— DIRECTIONS —
Locate the line that contains "Serialize everything readable". Print it and every subsequent line through the final line of the records, exactly and only those.

— RECORDS SHOWN —

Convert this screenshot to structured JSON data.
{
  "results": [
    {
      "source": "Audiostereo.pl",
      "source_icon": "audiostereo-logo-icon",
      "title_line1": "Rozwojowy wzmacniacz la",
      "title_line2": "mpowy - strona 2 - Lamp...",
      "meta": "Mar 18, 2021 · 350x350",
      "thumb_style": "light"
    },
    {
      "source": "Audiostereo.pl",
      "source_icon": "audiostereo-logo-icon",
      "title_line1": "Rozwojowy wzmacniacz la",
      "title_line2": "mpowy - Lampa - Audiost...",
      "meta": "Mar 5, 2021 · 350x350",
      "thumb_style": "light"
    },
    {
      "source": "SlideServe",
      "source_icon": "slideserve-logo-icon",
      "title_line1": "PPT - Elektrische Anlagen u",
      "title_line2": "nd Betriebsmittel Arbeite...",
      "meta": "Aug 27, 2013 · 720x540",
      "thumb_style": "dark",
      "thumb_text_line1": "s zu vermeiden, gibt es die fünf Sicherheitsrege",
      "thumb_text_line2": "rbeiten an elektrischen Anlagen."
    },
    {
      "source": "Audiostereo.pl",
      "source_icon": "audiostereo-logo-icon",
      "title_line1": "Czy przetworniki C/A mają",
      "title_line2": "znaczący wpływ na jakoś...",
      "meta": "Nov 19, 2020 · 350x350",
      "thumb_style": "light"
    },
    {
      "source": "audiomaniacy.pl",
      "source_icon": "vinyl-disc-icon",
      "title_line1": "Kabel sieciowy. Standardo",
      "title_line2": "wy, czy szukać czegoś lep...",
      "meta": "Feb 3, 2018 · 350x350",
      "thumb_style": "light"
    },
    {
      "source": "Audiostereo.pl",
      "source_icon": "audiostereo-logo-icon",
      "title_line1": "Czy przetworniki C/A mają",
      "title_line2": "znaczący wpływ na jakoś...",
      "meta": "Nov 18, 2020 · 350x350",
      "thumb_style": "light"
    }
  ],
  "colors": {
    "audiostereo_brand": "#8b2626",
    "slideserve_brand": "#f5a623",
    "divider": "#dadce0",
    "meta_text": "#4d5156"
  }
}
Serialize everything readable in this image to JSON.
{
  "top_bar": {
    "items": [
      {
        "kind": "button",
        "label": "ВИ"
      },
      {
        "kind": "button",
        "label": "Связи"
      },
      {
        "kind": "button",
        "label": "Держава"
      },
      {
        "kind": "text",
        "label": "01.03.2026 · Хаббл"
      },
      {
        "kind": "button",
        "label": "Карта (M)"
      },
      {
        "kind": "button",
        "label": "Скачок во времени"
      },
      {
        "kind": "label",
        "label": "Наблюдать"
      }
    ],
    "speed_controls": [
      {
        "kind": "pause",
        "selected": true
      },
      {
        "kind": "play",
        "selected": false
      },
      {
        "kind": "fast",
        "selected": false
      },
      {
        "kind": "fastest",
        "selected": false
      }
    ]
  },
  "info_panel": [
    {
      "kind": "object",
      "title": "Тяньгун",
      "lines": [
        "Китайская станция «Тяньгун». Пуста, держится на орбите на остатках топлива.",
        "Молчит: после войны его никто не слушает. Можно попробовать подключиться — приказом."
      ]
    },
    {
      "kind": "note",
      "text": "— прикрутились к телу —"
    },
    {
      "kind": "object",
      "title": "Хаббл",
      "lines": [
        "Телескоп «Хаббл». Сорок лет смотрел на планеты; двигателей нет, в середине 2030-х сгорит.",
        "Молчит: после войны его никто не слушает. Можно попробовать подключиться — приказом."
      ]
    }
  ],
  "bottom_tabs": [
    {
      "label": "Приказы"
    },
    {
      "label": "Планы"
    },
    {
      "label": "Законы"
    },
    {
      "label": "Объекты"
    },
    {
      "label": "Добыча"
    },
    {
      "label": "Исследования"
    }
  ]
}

— RESPONSE —
Serialize everything readable in this image to JSON.
{
  "top_bar": {
    "items": [
      {
        "kind": "button",
        "label": "ВИ"
      },
      {
        "kind": "button",
        "label": "Связи"
      },
      {
        "kind": "button",
        "label": "Держава"
      },
      {
        "kind": "text",
        "label": "01.03.2026 · Хаббл"
      },
      {
        "kind": "button",
        "label": "Карта (M)"
      },
      {
        "kind": "button",
        "label": "Скачок во времени"
      },
      {
        "kind": "label",
        "label": "Наблюдать"
      }
    ],
    "speed_controls": [
      {
        "kind": "pause",
        "selected": true
      },
      {
        "kind": "play",
        "selected": false
      },
      {
        "kind": "fast",
        "selected": false
      },
      {
        "kind": "fastest",
        "selected": false
      }
    ]
  },
  "info_panel": [
    {
      "kind": "object",
      "title": "Тяньгун",
      "lines": [
        "Китайская станция «Тяньгун». Пуста, держится на орбите на остатках топлива.",
        "Молчит: после войны его никто не слушает. Можно попробовать подключиться — приказом."
      ]
    },
    {
      "kind": "note",
      "text": "— прикрутились к телу —"
    },
    {
      "kind": "object",
      "title": "Хаббл",
      "lines": [
        "Телескоп «Хаббл». Сорок лет смотрел на планеты; двигателей нет, в середине 2030-х сгорит.",
        "Молчит: после войны его никто не слушает. Можно попробовать подключиться — приказом."
      ]
    }
  ],
  "bottom_tabs": [
    {
      "label": "Приказы"
    },
    {
      "label": "Планы"
    },
    {
      "label": "Законы"
    },
    {
      "label": "Объекты"
    },
    {
      "label": "Добыча"
    },
    {
      "label": "Исследования"
    }
  ]
}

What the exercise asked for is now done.